Data records:

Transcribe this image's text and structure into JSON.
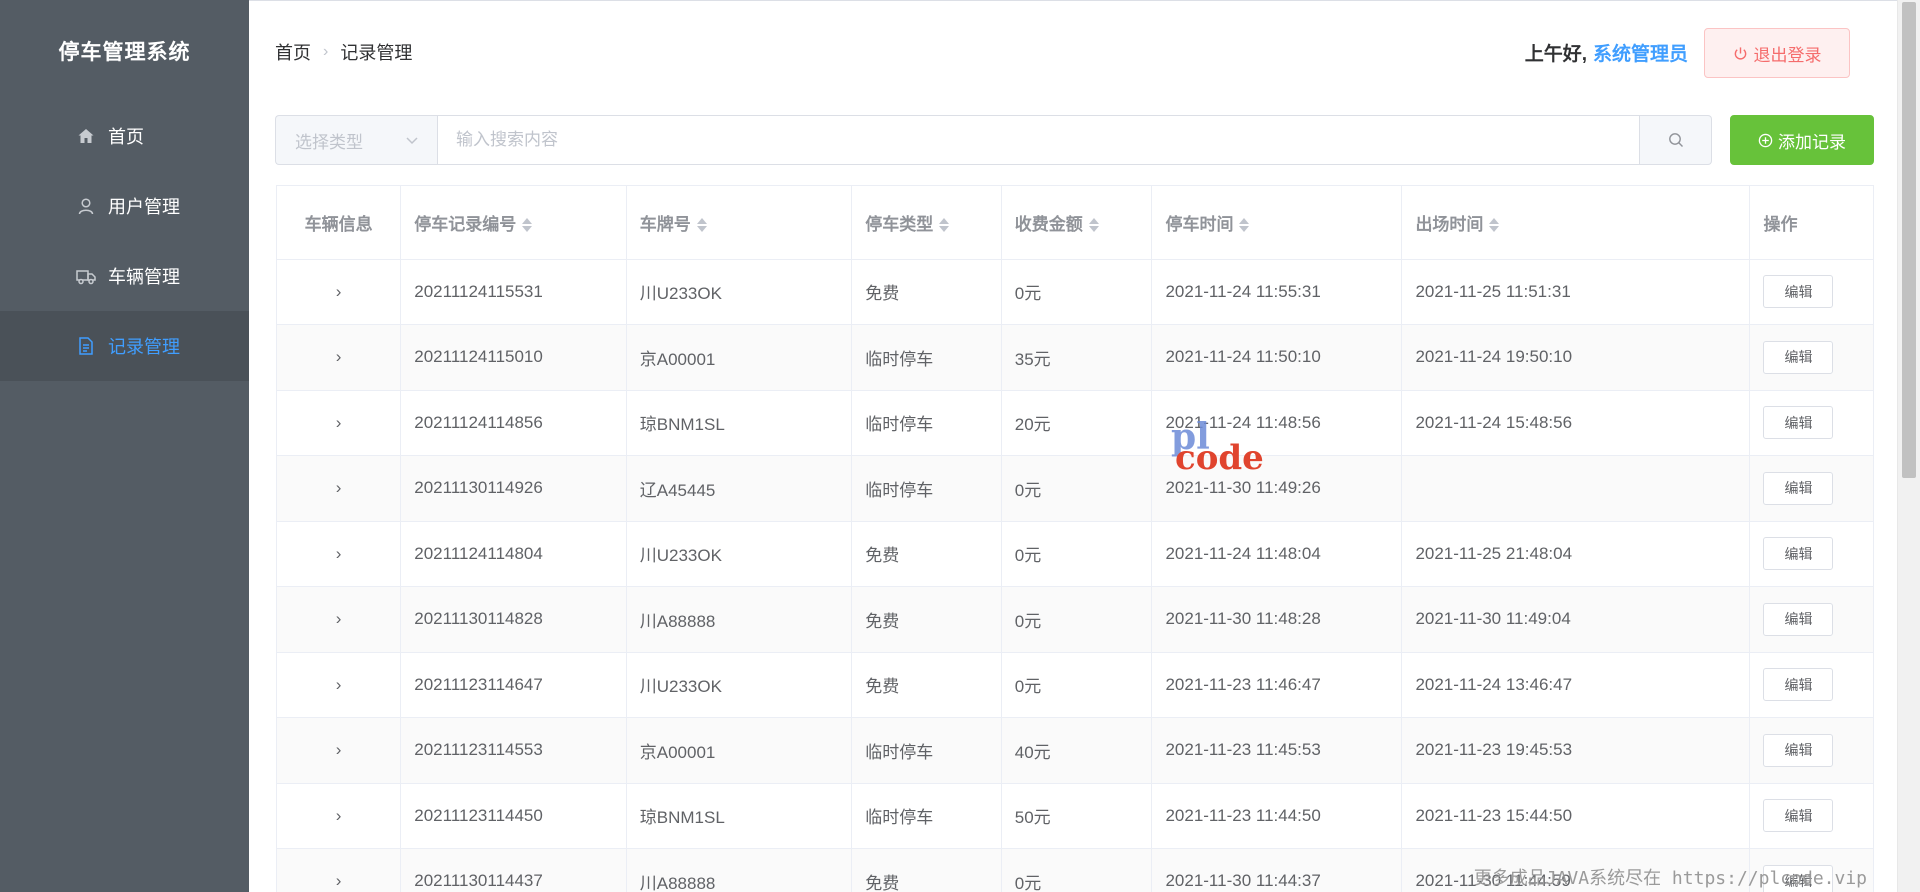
{
  "app": {
    "title": "停车管理系统"
  },
  "sidebar": {
    "items": [
      {
        "label": "首页",
        "icon": "home-icon",
        "active": false
      },
      {
        "label": "用户管理",
        "icon": "user-icon",
        "active": false
      },
      {
        "label": "车辆管理",
        "icon": "truck-icon",
        "active": false
      },
      {
        "label": "记录管理",
        "icon": "document-icon",
        "active": true
      }
    ]
  },
  "header": {
    "breadcrumb": [
      "首页",
      "记录管理"
    ],
    "greeting": "上午好,",
    "username": "系统管理员",
    "logout_label": "退出登录"
  },
  "search": {
    "type_placeholder": "选择类型",
    "input_placeholder": "输入搜索内容",
    "add_label": "添加记录"
  },
  "table": {
    "columns": [
      "车辆信息",
      "停车记录编号",
      "车牌号",
      "停车类型",
      "收费金额",
      "停车时间",
      "出场时间",
      "操作"
    ],
    "rows": [
      {
        "id": "20211124115531",
        "plate": "川U233OK",
        "type": "免费",
        "fee": "0元",
        "in": "2021-11-24 11:55:31",
        "out": "2021-11-25 11:51:31"
      },
      {
        "id": "20211124115010",
        "plate": "京A00001",
        "type": "临时停车",
        "fee": "35元",
        "in": "2021-11-24 11:50:10",
        "out": "2021-11-24 19:50:10"
      },
      {
        "id": "20211124114856",
        "plate": "琼BNM1SL",
        "type": "临时停车",
        "fee": "20元",
        "in": "2021-11-24 11:48:56",
        "out": "2021-11-24 15:48:56"
      },
      {
        "id": "20211130114926",
        "plate": "辽A45445",
        "type": "临时停车",
        "fee": "0元",
        "in": "2021-11-30 11:49:26",
        "out": ""
      },
      {
        "id": "20211124114804",
        "plate": "川U233OK",
        "type": "免费",
        "fee": "0元",
        "in": "2021-11-24 11:48:04",
        "out": "2021-11-25 21:48:04"
      },
      {
        "id": "20211130114828",
        "plate": "川A88888",
        "type": "免费",
        "fee": "0元",
        "in": "2021-11-30 11:48:28",
        "out": "2021-11-30 11:49:04"
      },
      {
        "id": "20211123114647",
        "plate": "川U233OK",
        "type": "免费",
        "fee": "0元",
        "in": "2021-11-23 11:46:47",
        "out": "2021-11-24 13:46:47"
      },
      {
        "id": "20211123114553",
        "plate": "京A00001",
        "type": "临时停车",
        "fee": "40元",
        "in": "2021-11-23 11:45:53",
        "out": "2021-11-23 19:45:53"
      },
      {
        "id": "20211123114450",
        "plate": "琼BNM1SL",
        "type": "临时停车",
        "fee": "50元",
        "in": "2021-11-23 11:44:50",
        "out": "2021-11-23 15:44:50"
      },
      {
        "id": "20211130114437",
        "plate": "川A88888",
        "type": "免费",
        "fee": "0元",
        "in": "2021-11-30 11:44:37",
        "out": "2021-11-30 11:44:59"
      }
    ],
    "edit_label": "编辑"
  },
  "watermark": {
    "line1": "pl",
    "line2": "code",
    "footer": "更多成品JAVA系统尽在 https://plcode.vip"
  },
  "colors": {
    "sidebar_bg": "#545c64",
    "active": "#409eff",
    "success": "#67c23a",
    "danger": "#f56c6c"
  }
}
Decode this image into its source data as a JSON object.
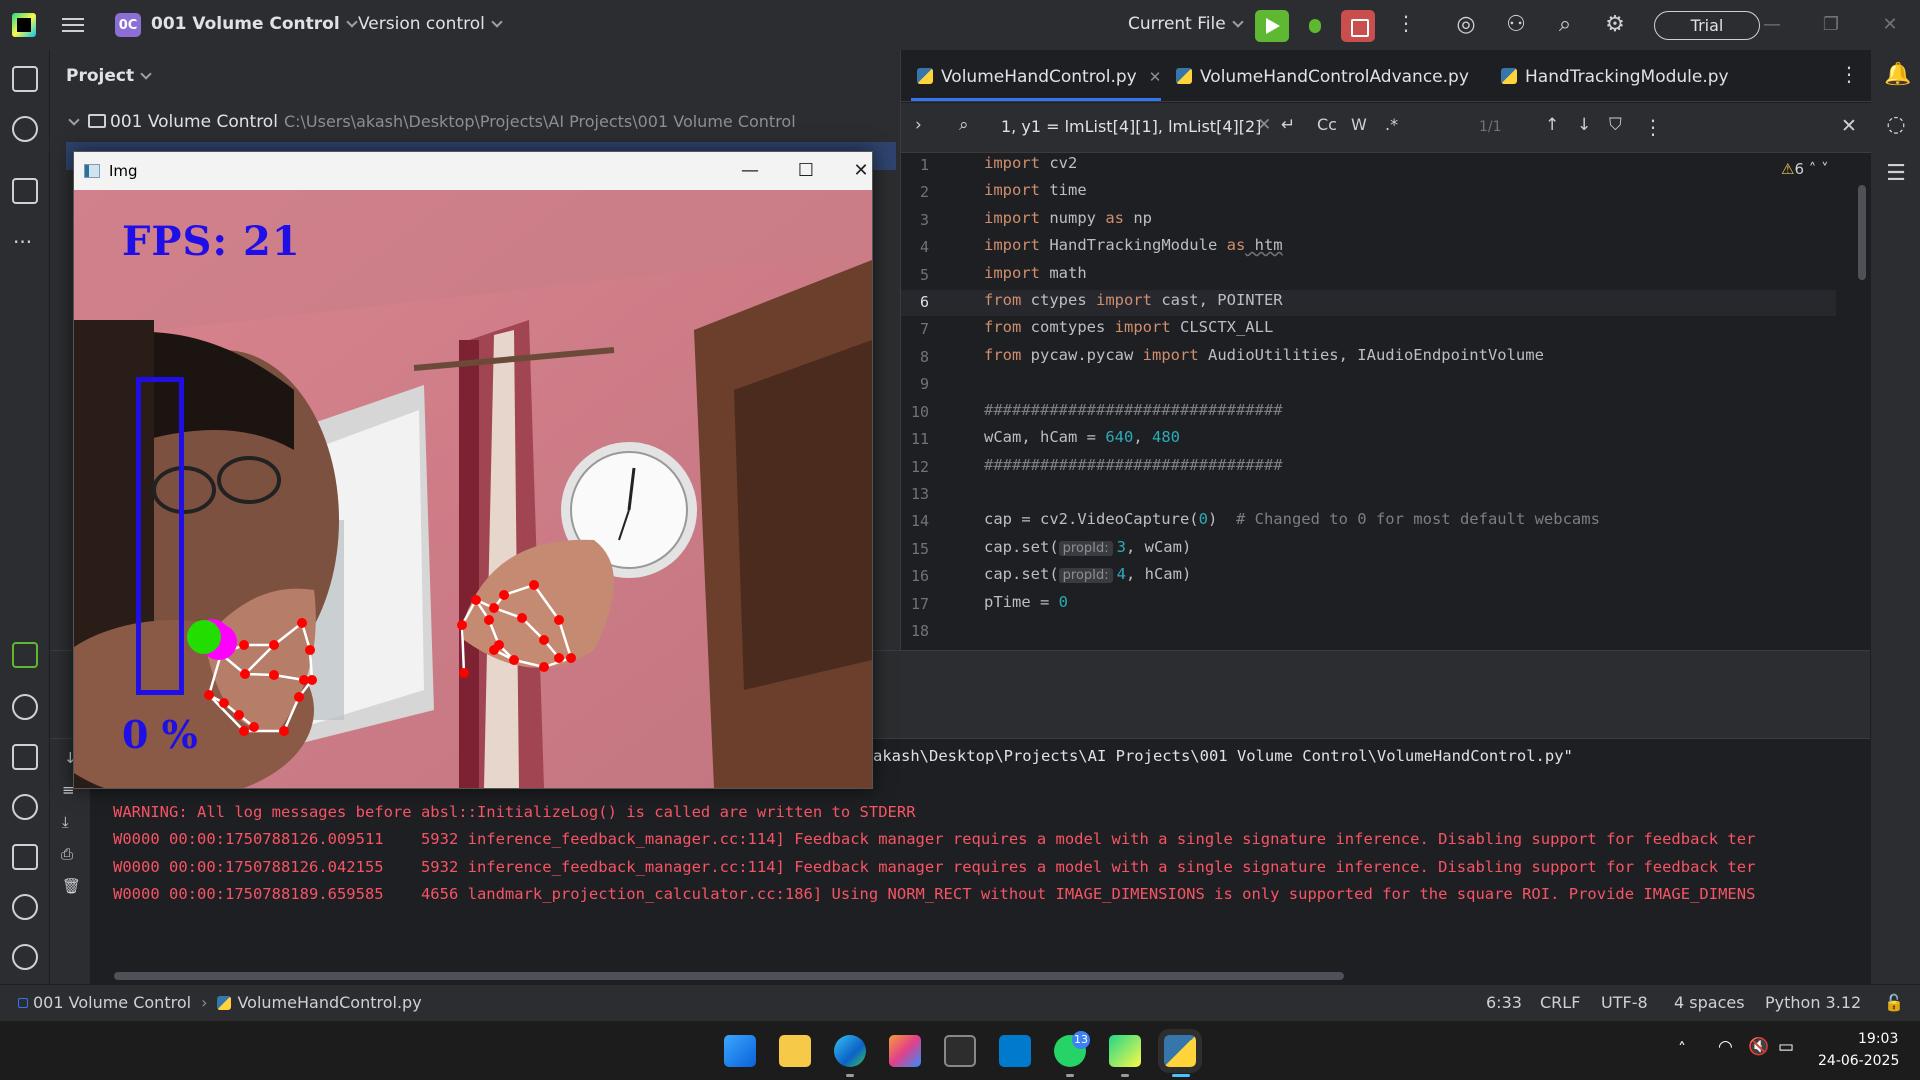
{
  "titlebar": {
    "project_badge": "0C",
    "project_name": "001 Volume Control",
    "vcs": "Version control",
    "run_config": "Current File",
    "trial": "Trial"
  },
  "project_panel": {
    "header": "Project",
    "root_name": "001 Volume Control",
    "root_path": "C:\\Users\\akash\\Desktop\\Projects\\AI Projects\\001 Volume Control"
  },
  "editor": {
    "tabs": [
      {
        "label": "VolumeHandControl.py"
      },
      {
        "label": "VolumeHandControlAdvance.py"
      },
      {
        "label": "HandTrackingModule.py"
      }
    ],
    "find_query": "1, y1 = lmList[4][1], lmList[4][2]",
    "find_count": "1/1",
    "find_opts": {
      "case": "Cc",
      "word": "W",
      "regex": ".*"
    },
    "warnings": "6",
    "line_numbers": [
      "1",
      "2",
      "3",
      "4",
      "5",
      "6",
      "7",
      "8",
      "9",
      "10",
      "11",
      "12",
      "13",
      "14",
      "15",
      "16",
      "17",
      "18"
    ],
    "code": {
      "l1a": "import",
      "l1b": " cv2",
      "l2a": "import",
      "l2b": " time",
      "l3a": "import",
      "l3b": " numpy ",
      "l3c": "as",
      "l3d": " np",
      "l4a": "import",
      "l4b": " HandTrackingModule ",
      "l4c": "as",
      "l4d": " htm",
      "l5a": "import",
      "l5b": " math",
      "l6a": "from",
      "l6b": " ctypes ",
      "l6c": "import",
      "l6d": " cast, POINTER",
      "l7a": "from",
      "l7b": " comtypes ",
      "l7c": "import",
      "l7d": " CLSCTX_ALL",
      "l8a": "from",
      "l8b": " pycaw.pycaw ",
      "l8c": "import",
      "l8d": " AudioUtilities, IAudioEndpointVolume",
      "l10": "################################",
      "l11a": "wCam, hCam = ",
      "l11b": "640",
      "l11c": ", ",
      "l11d": "480",
      "l12": "################################",
      "l14a": "cap = cv2.VideoCapture(",
      "l14b": "0",
      "l14c": ")  ",
      "l14d": "# Changed to 0 for most default webcams",
      "l15a": "cap.set(",
      "l15hint": "propId:",
      "l15b": "3",
      "l15c": ", wCam)",
      "l16a": "cap.set(",
      "l16hint": "propId:",
      "l16b": "4",
      "l16c": ", hCam)",
      "l17a": "pTime = ",
      "l17b": "0"
    }
  },
  "console": {
    "cmd": "akash\\Desktop\\Projects\\AI Projects\\001 Volume Control\\VolumeHandControl.py\"",
    "lines": [
      "WARNING: All log messages before absl::InitializeLog() is called are written to STDERR",
      "W0000 00:00:1750788126.009511    5932 inference_feedback_manager.cc:114] Feedback manager requires a model with a single signature inference. Disabling support for feedback ter",
      "W0000 00:00:1750788126.042155    5932 inference_feedback_manager.cc:114] Feedback manager requires a model with a single signature inference. Disabling support for feedback ter",
      "W0000 00:00:1750788189.659585    4656 landmark_projection_calculator.cc:186] Using NORM_RECT without IMAGE_DIMENSIONS is only supported for the square ROI. Provide IMAGE_DIMENS"
    ]
  },
  "statusbar": {
    "crumb_project": "001 Volume Control",
    "crumb_file": "VolumeHandControl.py",
    "position": "6:33",
    "line_sep": "CRLF",
    "encoding": "UTF-8",
    "indent": "4 spaces",
    "interpreter": "Python 3.12"
  },
  "taskbar": {
    "whatsapp_badge": "13",
    "time": "19:03",
    "date": "24-06-2025"
  },
  "img_window": {
    "title": "Img",
    "fps": "FPS: 21",
    "volume": "0 %"
  },
  "colors": {
    "accent": "#3574f0",
    "run_green": "#5fb832",
    "stop_red": "#c94f4f",
    "error_text": "#f75464",
    "overlay_blue": "#1f0fe6"
  }
}
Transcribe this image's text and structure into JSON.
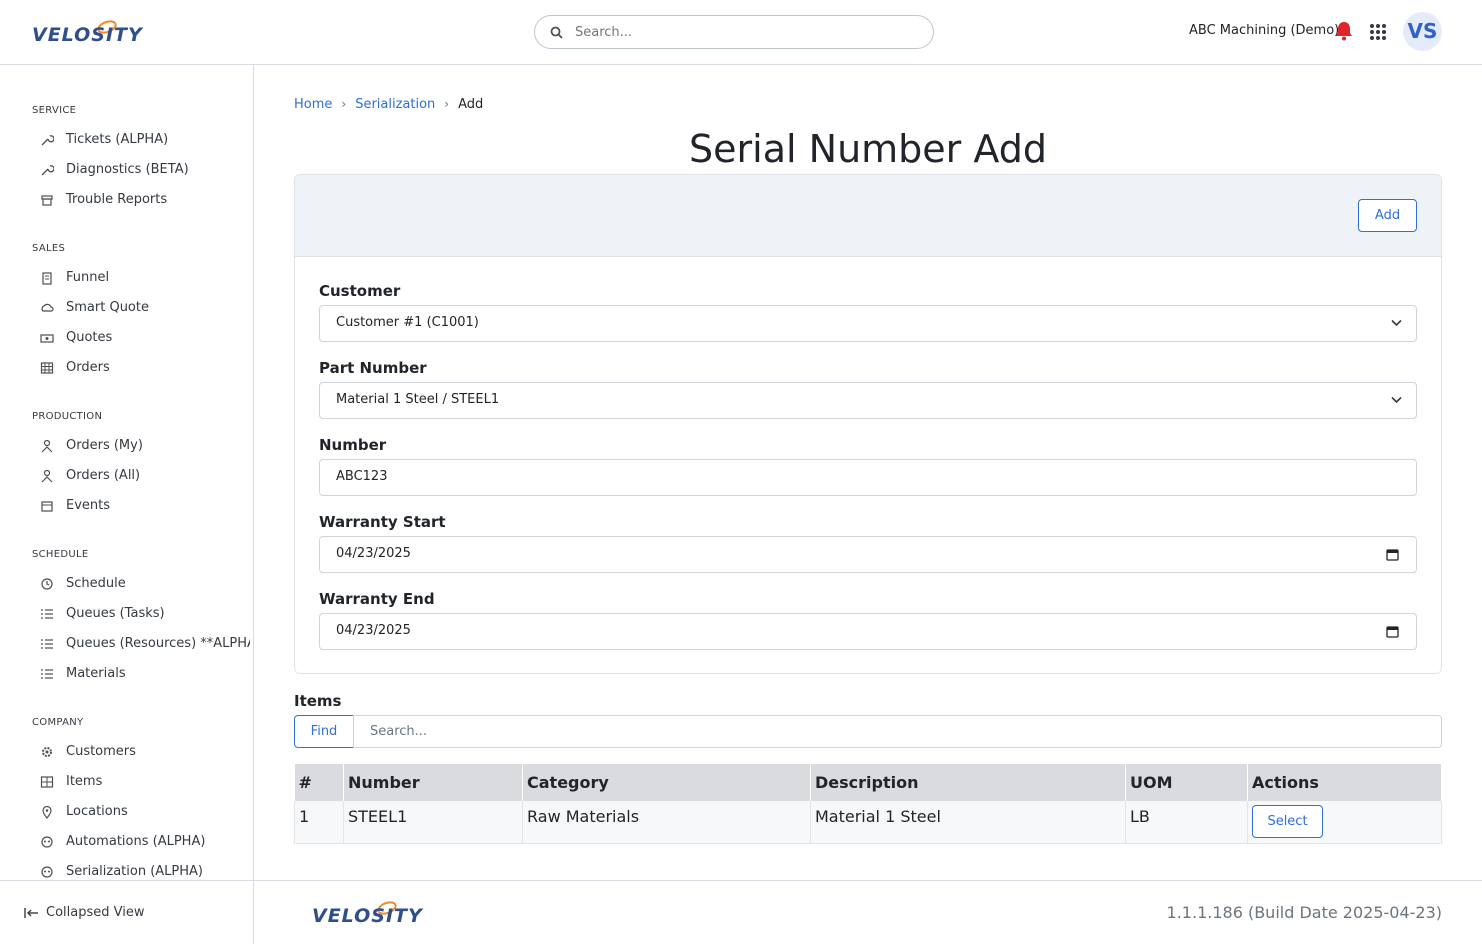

WORK TO DO:
Reproduce the whole listing word for word, setting aside any pictures.

ANSWER:
Transcribe this image's text and structure into JSON.
{
  "app": {
    "title": "停车管理系统"
  },
  "sidebar": {
    "items": [
      {
        "label": "首页",
        "icon": "home-icon",
        "active": false
      },
      {
        "label": "用户管理",
        "icon": "user-icon",
        "active": false
      },
      {
        "label": "车辆管理",
        "icon": "truck-icon",
        "active": false
      },
      {
        "label": "记录管理",
        "icon": "document-icon",
        "active": true
      }
    ]
  },
  "header": {
    "breadcrumb": [
      "首页",
      "记录管理"
    ],
    "greeting": "上午好,",
    "username": "系统管理员",
    "logout_label": "退出登录"
  },
  "search": {
    "type_placeholder": "选择类型",
    "input_placeholder": "输入搜索内容",
    "add_label": "添加记录"
  },
  "table": {
    "columns": [
      "车辆信息",
      "停车记录编号",
      "车牌号",
      "停车类型",
      "收费金额",
      "停车时间",
      "出场时间",
      "操作"
    ],
    "rows": [
      {
        "id": "20211124115531",
        "plate": "川U233OK",
        "type": "免费",
        "fee": "0元",
        "in": "2021-11-24 11:55:31",
        "out": "2021-11-25 11:51:31"
      },
      {
        "id": "20211124115010",
        "plate": "京A00001",
        "type": "临时停车",
        "fee": "35元",
        "in": "2021-11-24 11:50:10",
        "out": "2021-11-24 19:50:10"
      },
      {
        "id": "20211124114856",
        "plate": "琼BNM1SL",
        "type": "临时停车",
        "fee": "20元",
        "in": "2021-11-24 11:48:56",
        "out": "2021-11-24 15:48:56"
      },
      {
        "id": "20211130114926",
        "plate": "辽A45445",
        "type": "临时停车",
        "fee": "0元",
        "in": "2021-11-30 11:49:26",
        "out": ""
      },
      {
        "id": "20211124114804",
        "plate": "川U233OK",
        "type": "免费",
        "fee": "0元",
        "in": "2021-11-24 11:48:04",
        "out": "2021-11-25 21:48:04"
      },
      {
        "id": "20211130114828",
        "plate": "川A88888",
        "type": "免费",
        "fee": "0元",
        "in": "2021-11-30 11:48:28",
        "out": "2021-11-30 11:49:04"
      },
      {
        "id": "20211123114647",
        "plate": "川U233OK",
        "type": "免费",
        "fee": "0元",
        "in": "2021-11-23 11:46:47",
        "out": "2021-11-24 13:46:47"
      },
      {
        "id": "20211123114553",
        "plate": "京A00001",
        "type": "临时停车",
        "fee": "40元",
        "in": "2021-11-23 11:45:53",
        "out": "2021-11-23 19:45:53"
      },
      {
        "id": "20211123114450",
        "plate": "琼BNM1SL",
        "type": "临时停车",
        "fee": "50元",
        "in": "2021-11-23 11:44:50",
        "out": "2021-11-23 15:44:50"
      },
      {
        "id": "20211130114437",
        "plate": "川A88888",
        "type": "免费",
        "fee": "0元",
        "in": "2021-11-30 11:44:37",
        "out": "2021-11-30 11:44:59"
      }
    ],
    "edit_label": "编辑"
  },
  "watermark": {
    "line1": "pl",
    "line2": "code",
    "footer": "更多成品JAVA系统尽在 https://plcode.vip"
  },
  "colors": {
    "sidebar_bg": "#545c64",
    "active": "#409eff",
    "success": "#67c23a",
    "danger": "#f56c6c"
  }
}
Decode this image into its source data as a JSON object.
{
  "titlebar": {
    "project_badge": "0C",
    "project_name": "001 Volume Control",
    "vcs": "Version control",
    "run_config": "Current File",
    "trial": "Trial"
  },
  "project_panel": {
    "header": "Project",
    "root_name": "001 Volume Control",
    "root_path": "C:\\Users\\akash\\Desktop\\Projects\\AI Projects\\001 Volume Control"
  },
  "editor": {
    "tabs": [
      {
        "label": "VolumeHandControl.py"
      },
      {
        "label": "VolumeHandControlAdvance.py"
      },
      {
        "label": "HandTrackingModule.py"
      }
    ],
    "find_query": "1, y1 = lmList[4][1], lmList[4][2]",
    "find_count": "1/1",
    "find_opts": {
      "case": "Cc",
      "word": "W",
      "regex": ".*"
    },
    "warnings": "6",
    "line_numbers": [
      "1",
      "2",
      "3",
      "4",
      "5",
      "6",
      "7",
      "8",
      "9",
      "10",
      "11",
      "12",
      "13",
      "14",
      "15",
      "16",
      "17",
      "18"
    ],
    "code": {
      "l1a": "import",
      "l1b": " cv2",
      "l2a": "import",
      "l2b": " time",
      "l3a": "import",
      "l3b": " numpy ",
      "l3c": "as",
      "l3d": " np",
      "l4a": "import",
      "l4b": " HandTrackingModule ",
      "l4c": "as",
      "l4d": " htm",
      "l5a": "import",
      "l5b": " math",
      "l6a": "from",
      "l6b": " ctypes ",
      "l6c": "import",
      "l6d": " cast, POINTER",
      "l7a": "from",
      "l7b": " comtypes ",
      "l7c": "import",
      "l7d": " CLSCTX_ALL",
      "l8a": "from",
      "l8b": " pycaw.pycaw ",
      "l8c": "import",
      "l8d": " AudioUtilities, IAudioEndpointVolume",
      "l10": "################################",
      "l11a": "wCam, hCam = ",
      "l11b": "640",
      "l11c": ", ",
      "l11d": "480",
      "l12": "################################",
      "l14a": "cap = cv2.VideoCapture(",
      "l14b": "0",
      "l14c": ")  ",
      "l14d": "# Changed to 0 for most default webcams",
      "l15a": "cap.set(",
      "l15hint": "propId:",
      "l15b": "3",
      "l15c": ", wCam)",
      "l16a": "cap.set(",
      "l16hint": "propId:",
      "l16b": "4",
      "l16c": ", hCam)",
      "l17a": "pTime = ",
      "l17b": "0"
    }
  },
  "console": {
    "cmd": "akash\\Desktop\\Projects\\AI Projects\\001 Volume Control\\VolumeHandControl.py\"",
    "lines": [
      "WARNING: All log messages before absl::InitializeLog() is called are written to STDERR",
      "W0000 00:00:1750788126.009511    5932 inference_feedback_manager.cc:114] Feedback manager requires a model with a single signature inference. Disabling support for feedback ter",
      "W0000 00:00:1750788126.042155    5932 inference_feedback_manager.cc:114] Feedback manager requires a model with a single signature inference. Disabling support for feedback ter",
      "W0000 00:00:1750788189.659585    4656 landmark_projection_calculator.cc:186] Using NORM_RECT without IMAGE_DIMENSIONS is only supported for the square ROI. Provide IMAGE_DIMENS"
    ]
  },
  "statusbar": {
    "crumb_project": "001 Volume Control",
    "crumb_file": "VolumeHandControl.py",
    "position": "6:33",
    "line_sep": "CRLF",
    "encoding": "UTF-8",
    "indent": "4 spaces",
    "interpreter": "Python 3.12"
  },
  "taskbar": {
    "whatsapp_badge": "13",
    "time": "19:03",
    "date": "24-06-2025"
  },
  "img_window": {
    "title": "Img",
    "fps": "FPS: 21",
    "volume": "0 %"
  },
  "colors": {
    "accent": "#3574f0",
    "run_green": "#5fb832",
    "stop_red": "#c94f4f",
    "error_text": "#f75464",
    "overlay_blue": "#1f0fe6"
  }
}
Transcribe this image's text and structure into JSON.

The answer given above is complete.